▶ REQUIREMENTS
Below are some records; retype all of them exactly.

START ROWS

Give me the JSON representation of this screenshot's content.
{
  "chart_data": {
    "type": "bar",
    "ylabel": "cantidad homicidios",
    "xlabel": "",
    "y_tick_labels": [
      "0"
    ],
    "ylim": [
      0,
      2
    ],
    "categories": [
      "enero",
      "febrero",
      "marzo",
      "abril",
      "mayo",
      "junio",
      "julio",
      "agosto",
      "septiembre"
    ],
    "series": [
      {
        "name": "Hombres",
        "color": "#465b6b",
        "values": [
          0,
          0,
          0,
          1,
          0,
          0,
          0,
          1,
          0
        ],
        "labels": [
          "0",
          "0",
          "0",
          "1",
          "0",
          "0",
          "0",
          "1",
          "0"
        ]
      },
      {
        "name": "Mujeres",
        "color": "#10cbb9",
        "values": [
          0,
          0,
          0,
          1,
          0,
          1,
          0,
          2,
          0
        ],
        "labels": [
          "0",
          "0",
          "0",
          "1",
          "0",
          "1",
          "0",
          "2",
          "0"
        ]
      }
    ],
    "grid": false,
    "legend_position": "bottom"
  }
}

END ROWS

▶ RESULT BELOW
Give me the JSON representation of this screenshot's content.
{
  "chart_data": {
    "type": "bar",
    "ylabel": "cantidad homicidios",
    "xlabel": "",
    "y_tick_labels": [
      "0"
    ],
    "ylim": [
      0,
      2
    ],
    "categories": [
      "enero",
      "febrero",
      "marzo",
      "abril",
      "mayo",
      "junio",
      "julio",
      "agosto",
      "septiembre"
    ],
    "series": [
      {
        "name": "Hombres",
        "color": "#465b6b",
        "values": [
          0,
          0,
          0,
          1,
          0,
          0,
          0,
          1,
          0
        ],
        "labels": [
          "0",
          "0",
          "0",
          "1",
          "0",
          "0",
          "0",
          "1",
          "0"
        ]
      },
      {
        "name": "Mujeres",
        "color": "#10cbb9",
        "values": [
          0,
          0,
          0,
          1,
          0,
          1,
          0,
          2,
          0
        ],
        "labels": [
          "0",
          "0",
          "0",
          "1",
          "0",
          "1",
          "0",
          "2",
          "0"
        ]
      }
    ],
    "grid": false,
    "legend_position": "bottom"
  }
}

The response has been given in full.